What the task asks =
All of the entries need to be written out again, exactly as they are.

Stored data:
━━━━━━━━━━━━━━━━

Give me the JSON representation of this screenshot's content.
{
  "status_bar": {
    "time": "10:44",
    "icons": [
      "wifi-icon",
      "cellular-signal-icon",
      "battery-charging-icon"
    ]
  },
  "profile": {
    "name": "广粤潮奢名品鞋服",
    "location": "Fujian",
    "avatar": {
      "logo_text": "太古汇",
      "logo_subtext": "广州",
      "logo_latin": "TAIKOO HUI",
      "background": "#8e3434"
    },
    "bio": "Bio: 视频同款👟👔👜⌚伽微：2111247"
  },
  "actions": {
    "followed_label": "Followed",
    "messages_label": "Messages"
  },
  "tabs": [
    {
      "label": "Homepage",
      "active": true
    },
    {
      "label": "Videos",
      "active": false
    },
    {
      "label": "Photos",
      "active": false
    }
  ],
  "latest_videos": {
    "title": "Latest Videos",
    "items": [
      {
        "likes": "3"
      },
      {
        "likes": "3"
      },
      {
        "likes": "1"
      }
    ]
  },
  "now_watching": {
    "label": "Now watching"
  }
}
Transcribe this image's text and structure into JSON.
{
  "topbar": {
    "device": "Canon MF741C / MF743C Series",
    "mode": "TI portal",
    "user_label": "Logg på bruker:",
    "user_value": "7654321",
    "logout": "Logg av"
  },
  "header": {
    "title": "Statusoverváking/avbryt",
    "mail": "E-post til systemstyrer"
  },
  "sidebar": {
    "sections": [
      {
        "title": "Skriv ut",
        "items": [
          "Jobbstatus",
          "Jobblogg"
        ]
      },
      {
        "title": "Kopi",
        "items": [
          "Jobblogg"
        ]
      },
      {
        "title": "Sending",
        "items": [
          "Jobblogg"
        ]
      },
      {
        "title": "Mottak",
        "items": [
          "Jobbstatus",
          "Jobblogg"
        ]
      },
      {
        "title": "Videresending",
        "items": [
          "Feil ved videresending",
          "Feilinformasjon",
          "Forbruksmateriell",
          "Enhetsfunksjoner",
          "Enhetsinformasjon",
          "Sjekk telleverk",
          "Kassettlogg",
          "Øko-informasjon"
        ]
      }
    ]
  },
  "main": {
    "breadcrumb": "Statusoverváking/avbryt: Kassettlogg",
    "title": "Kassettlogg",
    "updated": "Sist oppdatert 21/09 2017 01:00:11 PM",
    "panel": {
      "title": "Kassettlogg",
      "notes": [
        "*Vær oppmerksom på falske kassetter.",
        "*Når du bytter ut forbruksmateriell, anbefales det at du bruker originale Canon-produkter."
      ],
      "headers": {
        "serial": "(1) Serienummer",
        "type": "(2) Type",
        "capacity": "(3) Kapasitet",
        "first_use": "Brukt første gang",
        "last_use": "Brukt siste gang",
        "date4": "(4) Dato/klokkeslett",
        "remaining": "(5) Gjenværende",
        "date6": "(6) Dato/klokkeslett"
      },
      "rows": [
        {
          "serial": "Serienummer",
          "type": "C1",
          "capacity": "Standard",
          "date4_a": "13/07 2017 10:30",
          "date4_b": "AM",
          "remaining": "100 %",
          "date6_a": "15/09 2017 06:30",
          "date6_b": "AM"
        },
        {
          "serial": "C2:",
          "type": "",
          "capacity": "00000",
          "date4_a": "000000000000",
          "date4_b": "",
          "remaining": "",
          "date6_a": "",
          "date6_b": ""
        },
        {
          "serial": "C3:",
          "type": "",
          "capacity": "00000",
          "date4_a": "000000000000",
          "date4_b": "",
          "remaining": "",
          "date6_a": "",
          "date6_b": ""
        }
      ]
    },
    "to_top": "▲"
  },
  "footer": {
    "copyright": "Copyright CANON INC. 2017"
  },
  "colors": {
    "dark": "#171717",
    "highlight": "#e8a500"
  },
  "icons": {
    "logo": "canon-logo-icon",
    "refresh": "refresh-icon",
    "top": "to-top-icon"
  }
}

━━━━━━━━━━━━━━━━

Exercise response =
Give me the JSON representation of this screenshot's content.
{
  "status_bar": {
    "time": "10:44",
    "icons": [
      "wifi-icon",
      "cellular-signal-icon",
      "battery-charging-icon"
    ]
  },
  "profile": {
    "name": "广粤潮奢名品鞋服",
    "location": "Fujian",
    "avatar": {
      "logo_text": "太古汇",
      "logo_subtext": "广州",
      "logo_latin": "TAIKOO HUI",
      "background": "#8e3434"
    },
    "bio": "Bio: 视频同款👟👔👜⌚伽微：2111247"
  },
  "actions": {
    "followed_label": "Followed",
    "messages_label": "Messages"
  },
  "tabs": [
    {
      "label": "Homepage",
      "active": true
    },
    {
      "label": "Videos",
      "active": false
    },
    {
      "label": "Photos",
      "active": false
    }
  ],
  "latest_videos": {
    "title": "Latest Videos",
    "items": [
      {
        "likes": "3"
      },
      {
        "likes": "3"
      },
      {
        "likes": "1"
      }
    ]
  },
  "now_watching": {
    "label": "Now watching"
  }
}
Transcribe this image's text and structure into JSON.
{
  "topbar": {
    "device": "Canon MF741C / MF743C Series",
    "mode": "TI portal",
    "user_label": "Logg på bruker:",
    "user_value": "7654321",
    "logout": "Logg av"
  },
  "header": {
    "title": "Statusoverváking/avbryt",
    "mail": "E-post til systemstyrer"
  },
  "sidebar": {
    "sections": [
      {
        "title": "Skriv ut",
        "items": [
          "Jobbstatus",
          "Jobblogg"
        ]
      },
      {
        "title": "Kopi",
        "items": [
          "Jobblogg"
        ]
      },
      {
        "title": "Sending",
        "items": [
          "Jobblogg"
        ]
      },
      {
        "title": "Mottak",
        "items": [
          "Jobbstatus",
          "Jobblogg"
        ]
      },
      {
        "title": "Videresending",
        "items": [
          "Feil ved videresending",
          "Feilinformasjon",
          "Forbruksmateriell",
          "Enhetsfunksjoner",
          "Enhetsinformasjon",
          "Sjekk telleverk",
          "Kassettlogg",
          "Øko-informasjon"
        ]
      }
    ]
  },
  "main": {
    "breadcrumb": "Statusoverváking/avbryt: Kassettlogg",
    "title": "Kassettlogg",
    "updated": "Sist oppdatert 21/09 2017 01:00:11 PM",
    "panel": {
      "title": "Kassettlogg",
      "notes": [
        "*Vær oppmerksom på falske kassetter.",
        "*Når du bytter ut forbruksmateriell, anbefales det at du bruker originale Canon-produkter."
      ],
      "headers": {
        "serial": "(1) Serienummer",
        "type": "(2) Type",
        "capacity": "(3) Kapasitet",
        "first_use": "Brukt første gang",
        "last_use": "Brukt siste gang",
        "date4": "(4) Dato/klokkeslett",
        "remaining": "(5) Gjenværende",
        "date6": "(6) Dato/klokkeslett"
      },
      "rows": [
        {
          "serial": "Serienummer",
          "type": "C1",
          "capacity": "Standard",
          "date4_a": "13/07 2017 10:30",
          "date4_b": "AM",
          "remaining": "100 %",
          "date6_a": "15/09 2017 06:30",
          "date6_b": "AM"
        },
        {
          "serial": "C2:",
          "type": "",
          "capacity": "00000",
          "date4_a": "000000000000",
          "date4_b": "",
          "remaining": "",
          "date6_a": "",
          "date6_b": ""
        },
        {
          "serial": "C3:",
          "type": "",
          "capacity": "00000",
          "date4_a": "000000000000",
          "date4_b": "",
          "remaining": "",
          "date6_a": "",
          "date6_b": ""
        }
      ]
    },
    "to_top": "▲"
  },
  "footer": {
    "copyright": "Copyright CANON INC. 2017"
  },
  "colors": {
    "dark": "#171717",
    "highlight": "#e8a500"
  },
  "icons": {
    "logo": "canon-logo-icon",
    "refresh": "refresh-icon",
    "top": "to-top-icon"
  }
}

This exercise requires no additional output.